■ **Data section**:
◆ ◆ ◆ ◆ ◆
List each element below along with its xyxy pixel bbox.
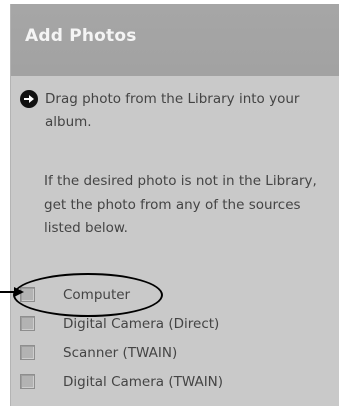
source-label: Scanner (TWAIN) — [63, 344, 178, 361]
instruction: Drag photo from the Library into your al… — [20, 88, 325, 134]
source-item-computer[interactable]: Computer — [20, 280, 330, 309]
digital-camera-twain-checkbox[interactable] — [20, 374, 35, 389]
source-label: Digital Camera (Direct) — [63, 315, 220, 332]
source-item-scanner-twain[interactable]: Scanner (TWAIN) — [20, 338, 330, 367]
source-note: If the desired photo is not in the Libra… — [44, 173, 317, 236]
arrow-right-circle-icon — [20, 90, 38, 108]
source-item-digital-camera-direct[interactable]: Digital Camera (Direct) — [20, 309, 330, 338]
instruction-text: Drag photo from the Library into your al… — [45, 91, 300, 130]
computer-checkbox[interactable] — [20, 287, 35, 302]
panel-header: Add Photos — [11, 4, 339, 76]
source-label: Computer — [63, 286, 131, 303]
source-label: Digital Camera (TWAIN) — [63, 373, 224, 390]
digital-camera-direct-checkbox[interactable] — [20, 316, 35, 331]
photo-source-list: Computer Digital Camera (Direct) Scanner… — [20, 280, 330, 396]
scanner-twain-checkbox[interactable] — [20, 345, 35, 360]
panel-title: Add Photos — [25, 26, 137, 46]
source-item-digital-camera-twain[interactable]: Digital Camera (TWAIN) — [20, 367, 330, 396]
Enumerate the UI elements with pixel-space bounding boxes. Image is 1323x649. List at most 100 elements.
◆ ◆ ◆ ◆ ◆
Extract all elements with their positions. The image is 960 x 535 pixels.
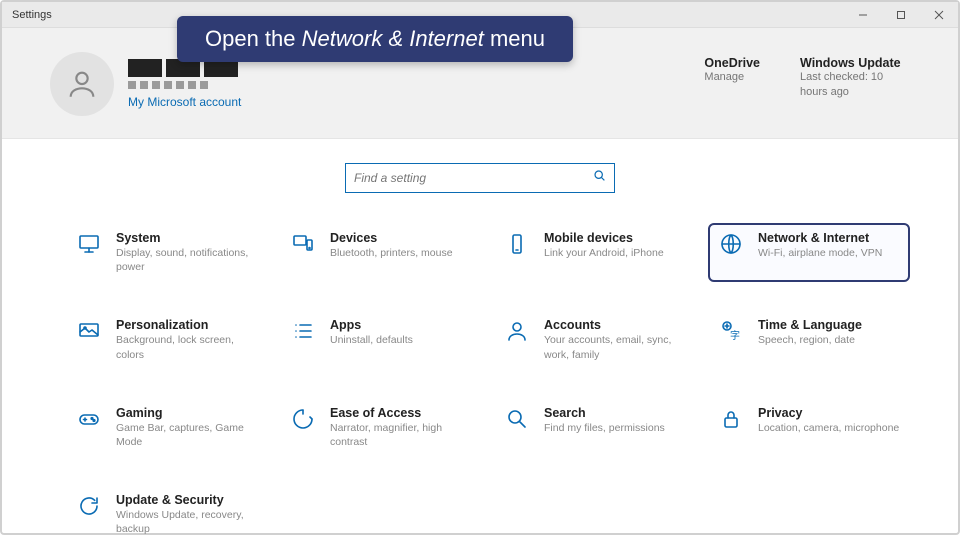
◆ ◆ ◆ ◆ ◆
■ **Problem requirements**: Repeat the records word for word, starting with the line that contains "List each element" and going on through the line that contains "source-item-computer[interactable]: Computer —", both lines included. Leave the picture out.

■ **Worked solution**:
List each element below along with its xyxy pixel bbox.
source-label: Scanner (TWAIN) — [63, 344, 178, 361]
instruction: Drag photo from the Library into your al… — [20, 88, 325, 134]
source-item-computer[interactable]: Computer — [20, 280, 330, 309]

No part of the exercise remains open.